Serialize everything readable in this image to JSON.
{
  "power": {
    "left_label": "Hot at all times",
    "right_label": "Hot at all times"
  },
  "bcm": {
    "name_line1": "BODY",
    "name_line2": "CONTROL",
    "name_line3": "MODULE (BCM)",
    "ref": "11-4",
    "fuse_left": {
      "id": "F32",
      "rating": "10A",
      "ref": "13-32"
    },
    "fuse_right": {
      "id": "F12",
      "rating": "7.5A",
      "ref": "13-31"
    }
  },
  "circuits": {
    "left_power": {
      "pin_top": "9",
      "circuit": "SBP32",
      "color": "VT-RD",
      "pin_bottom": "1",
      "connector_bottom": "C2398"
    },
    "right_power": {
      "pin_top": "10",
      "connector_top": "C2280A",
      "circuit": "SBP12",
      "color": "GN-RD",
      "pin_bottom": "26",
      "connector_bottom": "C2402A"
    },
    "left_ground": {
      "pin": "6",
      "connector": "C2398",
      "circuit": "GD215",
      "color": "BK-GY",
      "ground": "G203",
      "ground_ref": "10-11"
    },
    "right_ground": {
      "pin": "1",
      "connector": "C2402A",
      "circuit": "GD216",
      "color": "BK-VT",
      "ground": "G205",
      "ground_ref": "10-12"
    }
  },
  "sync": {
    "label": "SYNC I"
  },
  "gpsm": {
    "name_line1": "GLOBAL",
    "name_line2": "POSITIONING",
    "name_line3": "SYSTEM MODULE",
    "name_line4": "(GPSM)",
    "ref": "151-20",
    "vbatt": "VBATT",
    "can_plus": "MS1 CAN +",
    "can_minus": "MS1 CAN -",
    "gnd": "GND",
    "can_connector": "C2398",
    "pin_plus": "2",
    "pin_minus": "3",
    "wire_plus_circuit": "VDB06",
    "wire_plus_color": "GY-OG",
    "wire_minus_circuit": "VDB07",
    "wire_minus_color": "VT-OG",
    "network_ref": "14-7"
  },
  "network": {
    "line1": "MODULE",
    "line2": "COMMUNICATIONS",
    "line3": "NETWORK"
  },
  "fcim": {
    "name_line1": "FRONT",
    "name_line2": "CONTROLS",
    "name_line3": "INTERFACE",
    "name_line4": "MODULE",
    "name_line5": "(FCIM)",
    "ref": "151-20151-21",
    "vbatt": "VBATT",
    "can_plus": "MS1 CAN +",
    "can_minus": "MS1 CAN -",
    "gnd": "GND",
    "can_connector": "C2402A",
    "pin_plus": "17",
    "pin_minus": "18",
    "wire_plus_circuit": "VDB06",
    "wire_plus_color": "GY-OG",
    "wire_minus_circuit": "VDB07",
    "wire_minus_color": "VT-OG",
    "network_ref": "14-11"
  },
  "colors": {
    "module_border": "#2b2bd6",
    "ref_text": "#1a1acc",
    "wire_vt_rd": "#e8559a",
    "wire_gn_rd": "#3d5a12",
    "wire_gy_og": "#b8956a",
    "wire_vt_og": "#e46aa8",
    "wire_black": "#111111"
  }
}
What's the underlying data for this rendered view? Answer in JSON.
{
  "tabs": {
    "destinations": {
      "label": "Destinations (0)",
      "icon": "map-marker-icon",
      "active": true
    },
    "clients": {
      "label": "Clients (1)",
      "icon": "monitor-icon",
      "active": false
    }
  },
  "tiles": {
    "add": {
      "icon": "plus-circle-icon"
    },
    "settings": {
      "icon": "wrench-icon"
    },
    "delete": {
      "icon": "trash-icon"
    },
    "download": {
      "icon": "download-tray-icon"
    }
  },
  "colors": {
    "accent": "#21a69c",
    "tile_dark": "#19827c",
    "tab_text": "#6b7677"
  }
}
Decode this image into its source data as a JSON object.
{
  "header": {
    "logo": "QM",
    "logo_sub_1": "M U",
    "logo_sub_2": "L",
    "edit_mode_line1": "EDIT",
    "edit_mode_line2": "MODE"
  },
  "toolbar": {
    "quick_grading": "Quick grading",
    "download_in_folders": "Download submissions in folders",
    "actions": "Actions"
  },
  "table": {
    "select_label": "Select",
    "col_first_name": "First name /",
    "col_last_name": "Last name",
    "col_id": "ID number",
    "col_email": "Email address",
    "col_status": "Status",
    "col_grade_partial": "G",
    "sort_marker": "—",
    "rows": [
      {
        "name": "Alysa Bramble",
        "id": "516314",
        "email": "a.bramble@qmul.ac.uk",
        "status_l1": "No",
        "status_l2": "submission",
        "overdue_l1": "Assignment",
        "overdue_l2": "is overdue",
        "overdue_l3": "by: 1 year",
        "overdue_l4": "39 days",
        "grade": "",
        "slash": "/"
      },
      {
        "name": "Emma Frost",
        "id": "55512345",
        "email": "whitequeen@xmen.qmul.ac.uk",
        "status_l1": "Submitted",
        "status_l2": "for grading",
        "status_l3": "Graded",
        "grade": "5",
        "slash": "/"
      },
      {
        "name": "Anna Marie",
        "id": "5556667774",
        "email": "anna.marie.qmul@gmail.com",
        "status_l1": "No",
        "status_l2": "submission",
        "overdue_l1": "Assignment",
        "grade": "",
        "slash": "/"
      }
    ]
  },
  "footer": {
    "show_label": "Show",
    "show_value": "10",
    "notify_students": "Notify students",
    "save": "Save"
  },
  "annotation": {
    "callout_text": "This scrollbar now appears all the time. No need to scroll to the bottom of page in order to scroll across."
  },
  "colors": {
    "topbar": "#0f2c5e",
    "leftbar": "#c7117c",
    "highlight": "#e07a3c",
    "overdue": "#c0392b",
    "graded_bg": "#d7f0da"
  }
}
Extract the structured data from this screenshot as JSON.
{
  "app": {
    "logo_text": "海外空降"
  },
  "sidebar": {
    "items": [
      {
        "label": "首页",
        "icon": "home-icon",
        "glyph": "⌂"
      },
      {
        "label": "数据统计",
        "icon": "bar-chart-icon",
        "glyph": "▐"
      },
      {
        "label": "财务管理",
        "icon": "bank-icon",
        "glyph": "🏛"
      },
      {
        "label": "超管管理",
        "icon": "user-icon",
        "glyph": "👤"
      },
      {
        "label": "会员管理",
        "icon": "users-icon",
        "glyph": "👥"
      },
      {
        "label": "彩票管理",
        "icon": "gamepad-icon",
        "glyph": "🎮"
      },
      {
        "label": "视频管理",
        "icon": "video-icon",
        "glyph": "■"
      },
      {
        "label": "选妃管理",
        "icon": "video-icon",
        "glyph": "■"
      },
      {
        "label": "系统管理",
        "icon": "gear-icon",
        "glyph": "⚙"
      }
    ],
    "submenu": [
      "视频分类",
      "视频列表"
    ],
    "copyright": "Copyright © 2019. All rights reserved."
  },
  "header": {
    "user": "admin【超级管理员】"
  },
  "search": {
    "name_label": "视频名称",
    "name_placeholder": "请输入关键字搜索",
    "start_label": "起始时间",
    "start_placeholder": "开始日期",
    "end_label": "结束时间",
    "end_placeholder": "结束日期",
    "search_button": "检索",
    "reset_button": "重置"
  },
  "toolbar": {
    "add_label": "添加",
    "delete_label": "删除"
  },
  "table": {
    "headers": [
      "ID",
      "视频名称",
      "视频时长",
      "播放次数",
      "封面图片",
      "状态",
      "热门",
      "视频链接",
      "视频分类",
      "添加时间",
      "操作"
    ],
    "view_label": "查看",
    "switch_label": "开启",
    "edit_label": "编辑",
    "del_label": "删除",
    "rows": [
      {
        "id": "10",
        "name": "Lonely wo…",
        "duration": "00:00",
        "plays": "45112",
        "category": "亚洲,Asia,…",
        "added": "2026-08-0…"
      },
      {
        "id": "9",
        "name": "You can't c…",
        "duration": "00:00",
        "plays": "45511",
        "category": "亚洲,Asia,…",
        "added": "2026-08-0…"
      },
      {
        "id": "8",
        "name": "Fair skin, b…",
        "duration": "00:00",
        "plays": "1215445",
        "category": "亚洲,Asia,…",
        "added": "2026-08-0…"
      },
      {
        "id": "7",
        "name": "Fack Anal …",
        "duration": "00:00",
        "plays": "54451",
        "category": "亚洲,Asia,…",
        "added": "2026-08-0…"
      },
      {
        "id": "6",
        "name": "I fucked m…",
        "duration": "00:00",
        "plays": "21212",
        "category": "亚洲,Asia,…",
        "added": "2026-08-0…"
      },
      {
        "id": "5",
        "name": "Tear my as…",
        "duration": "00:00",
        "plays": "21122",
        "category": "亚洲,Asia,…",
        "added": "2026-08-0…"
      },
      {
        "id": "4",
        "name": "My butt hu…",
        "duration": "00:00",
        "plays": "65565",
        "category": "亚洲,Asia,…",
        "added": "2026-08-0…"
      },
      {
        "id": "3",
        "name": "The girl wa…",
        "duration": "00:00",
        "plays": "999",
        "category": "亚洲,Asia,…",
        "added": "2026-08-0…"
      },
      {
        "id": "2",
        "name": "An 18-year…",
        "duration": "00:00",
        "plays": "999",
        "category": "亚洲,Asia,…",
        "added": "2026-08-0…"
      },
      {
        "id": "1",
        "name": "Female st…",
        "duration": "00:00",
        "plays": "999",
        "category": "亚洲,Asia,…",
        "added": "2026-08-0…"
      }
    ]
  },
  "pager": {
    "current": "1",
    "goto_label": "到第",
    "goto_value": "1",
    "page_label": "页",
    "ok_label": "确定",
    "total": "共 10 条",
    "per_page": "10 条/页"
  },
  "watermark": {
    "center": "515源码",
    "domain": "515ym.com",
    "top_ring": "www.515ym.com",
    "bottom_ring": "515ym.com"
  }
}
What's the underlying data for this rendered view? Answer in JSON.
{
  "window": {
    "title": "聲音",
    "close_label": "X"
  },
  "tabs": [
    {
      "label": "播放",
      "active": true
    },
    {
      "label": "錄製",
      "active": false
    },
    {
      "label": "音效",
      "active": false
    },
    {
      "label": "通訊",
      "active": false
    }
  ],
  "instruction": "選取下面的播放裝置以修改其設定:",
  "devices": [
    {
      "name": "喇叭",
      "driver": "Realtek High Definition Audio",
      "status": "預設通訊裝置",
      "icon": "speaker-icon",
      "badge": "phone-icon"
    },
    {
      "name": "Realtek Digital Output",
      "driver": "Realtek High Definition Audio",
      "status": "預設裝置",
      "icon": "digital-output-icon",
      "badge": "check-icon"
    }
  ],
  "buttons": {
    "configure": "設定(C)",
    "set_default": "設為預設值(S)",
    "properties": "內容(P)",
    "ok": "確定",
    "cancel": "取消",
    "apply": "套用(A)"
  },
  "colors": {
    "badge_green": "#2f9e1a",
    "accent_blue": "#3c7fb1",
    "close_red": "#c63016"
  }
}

** DESCRIPTION OF THE TASK **
Each line that holds the word "qmul" should be extracted from the records.

** RESPONSE **
        "email": "a.bramble@qmul.ac.uk",
        "email": "whitequeen@xmen.qmul.ac.uk",
        "email": "anna.marie.qmul@gmail.com",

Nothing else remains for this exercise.